(Set exercise)
Find the string "color" in the records. Copy every line it appears in.
— BEGIN —
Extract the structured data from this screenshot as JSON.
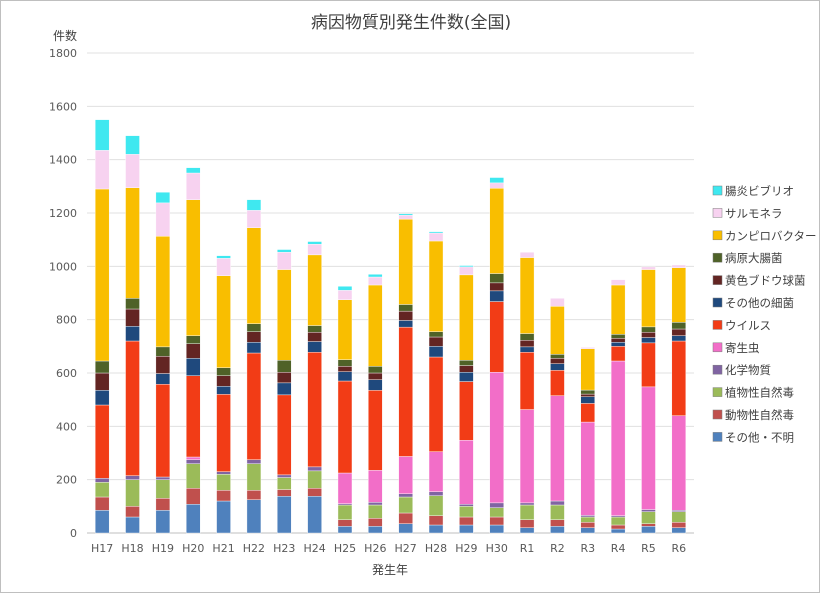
{
  "chart_data": {
    "type": "bar",
    "stacked": true,
    "title": "病因物質別発生件数(全国)",
    "ylabel": "件数",
    "xlabel": "発生年",
    "ylim": [
      0,
      1800
    ],
    "yticks": [
      0,
      200,
      400,
      600,
      800,
      1000,
      1200,
      1400,
      1600,
      1800
    ],
    "categories": [
      "H17",
      "H18",
      "H19",
      "H20",
      "H21",
      "H22",
      "H23",
      "H24",
      "H25",
      "H26",
      "H27",
      "H28",
      "H29",
      "H30",
      "R1",
      "R2",
      "R3",
      "R4",
      "R5",
      "R6"
    ],
    "series": [
      {
        "name": "その他・不明",
        "color": "#4f81bd",
        "values": [
          85,
          60,
          85,
          108,
          120,
          125,
          138,
          138,
          25,
          25,
          35,
          30,
          30,
          30,
          20,
          25,
          20,
          15,
          25,
          20
        ]
      },
      {
        "name": "動物性自然毒",
        "color": "#c0504d",
        "values": [
          50,
          40,
          45,
          60,
          40,
          35,
          25,
          30,
          25,
          30,
          40,
          35,
          30,
          30,
          30,
          25,
          20,
          15,
          10,
          20
        ]
      },
      {
        "name": "植物性自然毒",
        "color": "#9bbb59",
        "values": [
          55,
          100,
          70,
          92,
          60,
          100,
          45,
          65,
          55,
          50,
          60,
          75,
          40,
          35,
          55,
          55,
          20,
          30,
          45,
          40
        ]
      },
      {
        "name": "化学物質",
        "color": "#8064a2",
        "values": [
          15,
          15,
          10,
          15,
          10,
          15,
          10,
          15,
          5,
          10,
          12,
          15,
          8,
          18,
          8,
          15,
          6,
          5,
          8,
          5
        ]
      },
      {
        "name": "寄生虫",
        "color": "#f26ec8",
        "values": [
          0,
          0,
          0,
          10,
          0,
          0,
          0,
          0,
          115,
          120,
          140,
          150,
          240,
          490,
          350,
          395,
          350,
          580,
          460,
          355
        ]
      },
      {
        "name": "ウイルス",
        "color": "#f23c16",
        "values": [
          275,
          505,
          348,
          305,
          290,
          400,
          300,
          430,
          345,
          300,
          485,
          355,
          220,
          265,
          215,
          95,
          70,
          55,
          165,
          280
        ]
      },
      {
        "name": "その他の細菌",
        "color": "#1f497d",
        "values": [
          55,
          55,
          40,
          65,
          30,
          40,
          45,
          40,
          35,
          40,
          25,
          40,
          35,
          40,
          20,
          25,
          25,
          15,
          20,
          20
        ]
      },
      {
        "name": "黄色ブドウ球菌",
        "color": "#632523",
        "values": [
          65,
          65,
          65,
          55,
          40,
          40,
          40,
          35,
          20,
          25,
          35,
          35,
          25,
          30,
          25,
          20,
          10,
          15,
          20,
          25
        ]
      },
      {
        "name": "病原大腸菌",
        "color": "#4f6228",
        "values": [
          45,
          40,
          35,
          30,
          30,
          30,
          45,
          25,
          25,
          25,
          25,
          20,
          20,
          35,
          25,
          15,
          15,
          15,
          20,
          25
        ]
      },
      {
        "name": "カンピロバクター",
        "color": "#f9be00",
        "values": [
          645,
          415,
          415,
          510,
          345,
          360,
          340,
          265,
          225,
          305,
          320,
          340,
          320,
          320,
          285,
          180,
          155,
          185,
          215,
          205
        ]
      },
      {
        "name": "サルモネラ",
        "color": "#f7d2f0",
        "values": [
          145,
          125,
          125,
          100,
          65,
          65,
          65,
          40,
          35,
          30,
          15,
          30,
          30,
          20,
          20,
          30,
          5,
          20,
          10,
          10
        ]
      },
      {
        "name": "腸炎ビブリオ",
        "color": "#3fe8f0",
        "values": [
          115,
          70,
          40,
          20,
          10,
          40,
          10,
          10,
          15,
          10,
          5,
          5,
          5,
          20,
          0,
          0,
          0,
          0,
          0,
          0
        ]
      }
    ]
  }
}
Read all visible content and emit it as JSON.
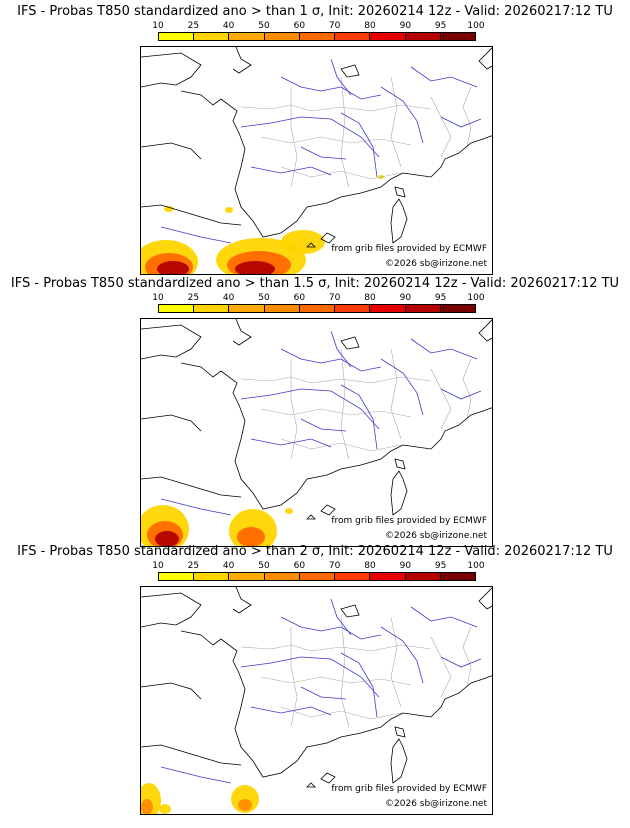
— END —
(Output below)
        "color": "#4f81bd",
        "color": "#c0504d",
        "color": "#9bbb59",
        "color": "#8064a2",
        "color": "#f26ec8",
        "color": "#f23c16",
        "color": "#1f497d",
        "color": "#632523",
        "color": "#4f6228",
        "color": "#f9be00",
        "color": "#f7d2f0",
        "color": "#3fe8f0",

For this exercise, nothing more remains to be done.